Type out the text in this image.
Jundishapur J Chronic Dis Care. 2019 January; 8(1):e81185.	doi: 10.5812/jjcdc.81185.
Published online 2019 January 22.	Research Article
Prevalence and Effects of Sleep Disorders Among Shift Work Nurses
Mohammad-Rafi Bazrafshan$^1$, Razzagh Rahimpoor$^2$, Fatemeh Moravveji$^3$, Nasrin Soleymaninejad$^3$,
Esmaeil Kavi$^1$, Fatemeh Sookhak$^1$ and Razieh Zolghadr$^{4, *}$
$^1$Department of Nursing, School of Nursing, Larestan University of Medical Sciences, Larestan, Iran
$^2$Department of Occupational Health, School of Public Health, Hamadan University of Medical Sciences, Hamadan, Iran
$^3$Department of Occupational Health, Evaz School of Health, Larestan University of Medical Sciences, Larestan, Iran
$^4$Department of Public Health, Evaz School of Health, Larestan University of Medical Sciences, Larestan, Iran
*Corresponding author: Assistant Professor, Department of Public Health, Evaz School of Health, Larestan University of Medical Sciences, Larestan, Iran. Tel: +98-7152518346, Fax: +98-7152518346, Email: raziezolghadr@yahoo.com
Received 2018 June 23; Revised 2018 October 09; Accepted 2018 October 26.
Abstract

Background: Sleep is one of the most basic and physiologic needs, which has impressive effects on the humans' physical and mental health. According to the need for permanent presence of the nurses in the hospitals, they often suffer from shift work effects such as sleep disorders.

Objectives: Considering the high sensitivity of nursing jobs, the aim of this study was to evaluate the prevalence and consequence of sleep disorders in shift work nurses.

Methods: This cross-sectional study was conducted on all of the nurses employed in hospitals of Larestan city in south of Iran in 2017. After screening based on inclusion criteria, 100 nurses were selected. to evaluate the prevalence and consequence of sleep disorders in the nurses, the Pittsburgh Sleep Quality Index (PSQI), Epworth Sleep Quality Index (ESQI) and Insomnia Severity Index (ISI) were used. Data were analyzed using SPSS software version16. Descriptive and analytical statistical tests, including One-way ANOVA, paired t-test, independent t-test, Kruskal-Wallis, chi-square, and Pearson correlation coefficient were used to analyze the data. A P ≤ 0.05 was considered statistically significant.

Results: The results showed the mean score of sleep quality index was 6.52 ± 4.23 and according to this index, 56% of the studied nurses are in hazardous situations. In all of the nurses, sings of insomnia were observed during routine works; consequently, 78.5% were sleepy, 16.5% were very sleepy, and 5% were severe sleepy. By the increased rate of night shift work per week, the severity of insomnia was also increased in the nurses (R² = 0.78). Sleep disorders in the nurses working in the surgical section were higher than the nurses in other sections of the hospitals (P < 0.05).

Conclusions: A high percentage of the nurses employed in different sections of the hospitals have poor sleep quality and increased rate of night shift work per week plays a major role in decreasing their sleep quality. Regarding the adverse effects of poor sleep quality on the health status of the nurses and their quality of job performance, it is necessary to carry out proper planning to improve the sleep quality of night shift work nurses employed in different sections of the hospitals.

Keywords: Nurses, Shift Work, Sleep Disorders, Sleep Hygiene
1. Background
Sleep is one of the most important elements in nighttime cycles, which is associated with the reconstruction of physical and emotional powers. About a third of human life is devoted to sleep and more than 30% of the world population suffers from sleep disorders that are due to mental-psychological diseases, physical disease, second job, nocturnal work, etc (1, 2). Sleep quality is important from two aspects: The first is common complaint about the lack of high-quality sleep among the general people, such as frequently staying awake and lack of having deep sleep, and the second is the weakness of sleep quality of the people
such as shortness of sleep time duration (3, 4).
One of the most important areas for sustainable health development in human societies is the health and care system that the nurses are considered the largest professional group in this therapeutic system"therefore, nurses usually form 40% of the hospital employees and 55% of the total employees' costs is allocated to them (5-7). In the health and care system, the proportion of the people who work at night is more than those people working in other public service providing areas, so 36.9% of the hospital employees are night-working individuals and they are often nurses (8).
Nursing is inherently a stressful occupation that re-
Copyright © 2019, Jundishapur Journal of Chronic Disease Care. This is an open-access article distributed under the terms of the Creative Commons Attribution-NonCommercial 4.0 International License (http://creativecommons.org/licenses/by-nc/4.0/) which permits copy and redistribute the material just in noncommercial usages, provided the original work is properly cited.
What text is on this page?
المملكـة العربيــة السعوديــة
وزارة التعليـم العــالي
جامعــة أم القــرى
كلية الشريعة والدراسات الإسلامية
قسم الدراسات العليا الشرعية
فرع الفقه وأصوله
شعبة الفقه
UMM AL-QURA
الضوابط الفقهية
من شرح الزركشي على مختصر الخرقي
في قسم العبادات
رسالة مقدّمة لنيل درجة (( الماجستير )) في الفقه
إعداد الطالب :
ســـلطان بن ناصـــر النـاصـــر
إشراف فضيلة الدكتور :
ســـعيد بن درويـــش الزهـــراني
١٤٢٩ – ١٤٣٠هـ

WHAT YOU WILL DO>
Report each line of the material above where the word "Background" appears.

SOLUTION FOR THIS EXERCISE>
Background: Sleep is one of the most basic and physiologic needs, which has impressive effects on the humans' physical and mental health. According to the need for permanent presence of the nurses in the hospitals, they often suffer from shift work effects such as sleep disorders.
1. Background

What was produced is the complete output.